■ **EXTRACTED RECORDS**:
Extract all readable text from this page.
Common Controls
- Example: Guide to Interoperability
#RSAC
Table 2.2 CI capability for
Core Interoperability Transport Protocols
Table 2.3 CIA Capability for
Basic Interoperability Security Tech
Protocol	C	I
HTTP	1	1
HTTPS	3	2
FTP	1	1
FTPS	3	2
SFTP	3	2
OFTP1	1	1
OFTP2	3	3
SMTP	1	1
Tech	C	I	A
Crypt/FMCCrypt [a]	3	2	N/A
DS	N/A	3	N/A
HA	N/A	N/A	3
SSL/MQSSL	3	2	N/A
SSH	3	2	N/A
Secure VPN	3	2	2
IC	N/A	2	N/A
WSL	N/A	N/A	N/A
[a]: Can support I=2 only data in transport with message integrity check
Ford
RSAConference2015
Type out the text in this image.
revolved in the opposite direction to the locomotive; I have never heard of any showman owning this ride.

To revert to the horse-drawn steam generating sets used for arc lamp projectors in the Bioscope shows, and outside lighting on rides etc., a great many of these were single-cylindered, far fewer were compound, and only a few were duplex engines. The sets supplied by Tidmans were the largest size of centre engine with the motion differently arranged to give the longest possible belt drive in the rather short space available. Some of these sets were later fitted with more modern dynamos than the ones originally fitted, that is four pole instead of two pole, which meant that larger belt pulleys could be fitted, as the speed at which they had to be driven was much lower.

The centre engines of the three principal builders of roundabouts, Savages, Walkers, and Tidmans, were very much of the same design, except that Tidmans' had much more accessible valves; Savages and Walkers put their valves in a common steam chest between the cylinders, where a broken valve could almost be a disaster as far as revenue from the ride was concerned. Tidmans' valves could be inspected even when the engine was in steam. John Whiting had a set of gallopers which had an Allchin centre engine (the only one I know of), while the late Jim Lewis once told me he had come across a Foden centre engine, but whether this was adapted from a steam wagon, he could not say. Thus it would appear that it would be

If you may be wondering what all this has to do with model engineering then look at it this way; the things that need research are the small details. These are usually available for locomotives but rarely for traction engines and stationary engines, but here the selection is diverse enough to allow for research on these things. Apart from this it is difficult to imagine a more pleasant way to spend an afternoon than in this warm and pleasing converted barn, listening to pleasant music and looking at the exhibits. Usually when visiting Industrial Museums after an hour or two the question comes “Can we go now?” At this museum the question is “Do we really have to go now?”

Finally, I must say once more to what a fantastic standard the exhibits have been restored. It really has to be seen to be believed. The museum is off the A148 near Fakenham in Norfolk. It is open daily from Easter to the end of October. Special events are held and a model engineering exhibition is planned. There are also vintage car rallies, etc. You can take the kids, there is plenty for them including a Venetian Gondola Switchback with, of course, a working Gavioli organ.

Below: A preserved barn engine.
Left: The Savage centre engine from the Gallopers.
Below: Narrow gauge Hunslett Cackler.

■ **YOUR INSTRUCTIONS**: Transcribe the records above exactly as they appear.

■ **RESULT**:
Extract all readable text from this page.
Common Controls
- Example: Guide to Interoperability
#RSAC
Table 2.2 CI capability for
Core Interoperability Transport Protocols
Table 2.3 CIA Capability for
Basic Interoperability Security Tech
Protocol	C	I
HTTP	1	1
HTTPS	3	2
FTP	1	1
FTPS	3	2
SFTP	3	2
OFTP1	1	1
OFTP2	3	3
SMTP	1	1
Tech	C	I	A
Crypt/FMCCrypt [a]	3	2	N/A
DS	N/A	3	N/A
HA	N/A	N/A	3
SSL/MQSSL	3	2	N/A
SSH	3	2	N/A
Secure VPN	3	2	2
IC	N/A	2	N/A
WSL	N/A	N/A	N/A
[a]: Can support I=2 only data in transport with message integrity check
Ford
RSAConference2015
Type out the text in this image.
revolved in the opposite direction to the locomotive; I have never heard of any showman owning this ride.

To revert to the horse-drawn steam generating sets used for arc lamp projectors in the Bioscope shows, and outside lighting on rides etc., a great many of these were single-cylindered, far fewer were compound, and only a few were duplex engines. The sets supplied by Tidmans were the largest size of centre engine with the motion differently arranged to give the longest possible belt drive in the rather short space available. Some of these sets were later fitted with more modern dynamos than the ones originally fitted, that is four pole instead of two pole, which meant that larger belt pulleys could be fitted, as the speed at which they had to be driven was much lower.

The centre engines of the three principal builders of roundabouts, Savages, Walkers, and Tidmans, were very much of the same design, except that Tidmans' had much more accessible valves; Savages and Walkers put their valves in a common steam chest between the cylinders, where a broken valve could almost be a disaster as far as revenue from the ride was concerned. Tidmans' valves could be inspected even when the engine was in steam. John Whiting had a set of gallopers which had an Allchin centre engine (the only one I know of), while the late Jim Lewis once told me he had come across a Foden centre engine, but whether this was adapted from a steam wagon, he could not say. Thus it would appear that it would be

If you may be wondering what all this has to do with model engineering then look at it this way; the things that need research are the small details. These are usually available for locomotives but rarely for traction engines and stationary engines, but here the selection is diverse enough to allow for research on these things. Apart from this it is difficult to imagine a more pleasant way to spend an afternoon than in this warm and pleasing converted barn, listening to pleasant music and looking at the exhibits. Usually when visiting Industrial Museums after an hour or two the question comes “Can we go now?” At this museum the question is “Do we really have to go now?”

Finally, I must say once more to what a fantastic standard the exhibits have been restored. It really has to be seen to be believed. The museum is off the A148 near Fakenham in Norfolk. It is open daily from Easter to the end of October. Special events are held and a model engineering exhibition is planned. There are also vintage car rallies, etc. You can take the kids, there is plenty for them including a Venetian Gondola Switchback with, of course, a working Gavioli organ.

Below: A preserved barn engine.
Left: The Savage centre engine from the Gallopers.
Below: Narrow gauge Hunslett Cackler.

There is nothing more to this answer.